%%

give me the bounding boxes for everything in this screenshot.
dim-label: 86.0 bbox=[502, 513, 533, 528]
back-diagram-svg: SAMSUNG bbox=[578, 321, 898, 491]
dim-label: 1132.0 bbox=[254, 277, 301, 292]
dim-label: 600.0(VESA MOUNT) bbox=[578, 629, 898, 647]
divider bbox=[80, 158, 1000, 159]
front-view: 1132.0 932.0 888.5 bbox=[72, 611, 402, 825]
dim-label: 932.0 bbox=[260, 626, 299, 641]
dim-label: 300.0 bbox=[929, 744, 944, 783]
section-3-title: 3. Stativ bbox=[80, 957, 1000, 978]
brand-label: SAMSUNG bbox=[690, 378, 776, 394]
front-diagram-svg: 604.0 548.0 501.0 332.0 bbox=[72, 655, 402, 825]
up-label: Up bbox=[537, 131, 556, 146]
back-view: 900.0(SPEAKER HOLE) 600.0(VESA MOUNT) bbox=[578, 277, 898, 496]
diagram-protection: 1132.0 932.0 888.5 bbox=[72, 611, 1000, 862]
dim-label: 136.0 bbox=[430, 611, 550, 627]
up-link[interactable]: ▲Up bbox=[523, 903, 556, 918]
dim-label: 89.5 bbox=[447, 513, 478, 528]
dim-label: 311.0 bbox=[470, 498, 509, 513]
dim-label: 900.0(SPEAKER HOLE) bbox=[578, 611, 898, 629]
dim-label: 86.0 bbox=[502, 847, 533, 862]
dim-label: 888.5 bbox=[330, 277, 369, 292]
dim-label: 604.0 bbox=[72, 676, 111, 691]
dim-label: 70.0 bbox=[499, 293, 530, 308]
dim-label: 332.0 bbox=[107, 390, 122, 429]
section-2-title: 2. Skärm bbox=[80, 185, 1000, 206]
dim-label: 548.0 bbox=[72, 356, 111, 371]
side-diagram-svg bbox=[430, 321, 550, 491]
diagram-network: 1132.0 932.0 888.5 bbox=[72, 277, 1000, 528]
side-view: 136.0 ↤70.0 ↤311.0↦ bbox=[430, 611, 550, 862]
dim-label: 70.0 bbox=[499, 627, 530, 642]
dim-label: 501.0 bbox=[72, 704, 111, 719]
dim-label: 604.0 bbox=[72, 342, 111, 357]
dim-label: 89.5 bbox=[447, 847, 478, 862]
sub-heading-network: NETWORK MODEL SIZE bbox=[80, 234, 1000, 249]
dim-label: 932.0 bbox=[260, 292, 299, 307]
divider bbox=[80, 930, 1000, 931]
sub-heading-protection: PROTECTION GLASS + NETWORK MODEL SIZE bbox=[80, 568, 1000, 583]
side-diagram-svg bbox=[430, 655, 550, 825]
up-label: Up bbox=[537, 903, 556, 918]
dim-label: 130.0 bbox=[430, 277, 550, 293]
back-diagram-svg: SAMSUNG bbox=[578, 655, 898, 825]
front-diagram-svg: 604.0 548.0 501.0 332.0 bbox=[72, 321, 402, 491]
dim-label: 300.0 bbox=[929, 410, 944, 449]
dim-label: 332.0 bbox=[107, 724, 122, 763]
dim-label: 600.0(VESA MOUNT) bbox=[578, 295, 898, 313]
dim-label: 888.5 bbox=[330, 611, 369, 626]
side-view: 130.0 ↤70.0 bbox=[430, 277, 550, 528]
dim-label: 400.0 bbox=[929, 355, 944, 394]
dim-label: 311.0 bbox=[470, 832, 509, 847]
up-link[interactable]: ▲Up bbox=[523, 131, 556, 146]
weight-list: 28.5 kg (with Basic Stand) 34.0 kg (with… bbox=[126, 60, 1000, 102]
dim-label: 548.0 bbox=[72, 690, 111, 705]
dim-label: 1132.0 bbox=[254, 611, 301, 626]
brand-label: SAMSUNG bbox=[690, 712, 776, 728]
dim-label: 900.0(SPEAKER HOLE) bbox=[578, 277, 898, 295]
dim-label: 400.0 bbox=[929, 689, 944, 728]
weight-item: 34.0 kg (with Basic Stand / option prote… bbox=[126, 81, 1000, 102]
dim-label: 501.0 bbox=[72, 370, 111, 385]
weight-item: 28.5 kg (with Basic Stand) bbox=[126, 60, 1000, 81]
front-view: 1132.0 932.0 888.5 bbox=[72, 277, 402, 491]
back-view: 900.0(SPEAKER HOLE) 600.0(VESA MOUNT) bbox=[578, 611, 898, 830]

%%

Task prompt
Transcribe the records above, starting at their first line and ending with the line that contains "up-label: Up bbox=[537, 131, 556, 146]", including both of those lines.

Answer
give me the bounding boxes for everything in this screenshot.
dim-label: 86.0 bbox=[502, 513, 533, 528]
back-diagram-svg: SAMSUNG bbox=[578, 321, 898, 491]
dim-label: 1132.0 bbox=[254, 277, 301, 292]
dim-label: 600.0(VESA MOUNT) bbox=[578, 629, 898, 647]
divider bbox=[80, 158, 1000, 159]
front-view: 1132.0 932.0 888.5 bbox=[72, 611, 402, 825]
dim-label: 932.0 bbox=[260, 626, 299, 641]
dim-label: 300.0 bbox=[929, 744, 944, 783]
section-3-title: 3. Stativ bbox=[80, 957, 1000, 978]
brand-label: SAMSUNG bbox=[690, 378, 776, 394]
front-diagram-svg: 604.0 548.0 501.0 332.0 bbox=[72, 655, 402, 825]
up-label: Up bbox=[537, 131, 556, 146]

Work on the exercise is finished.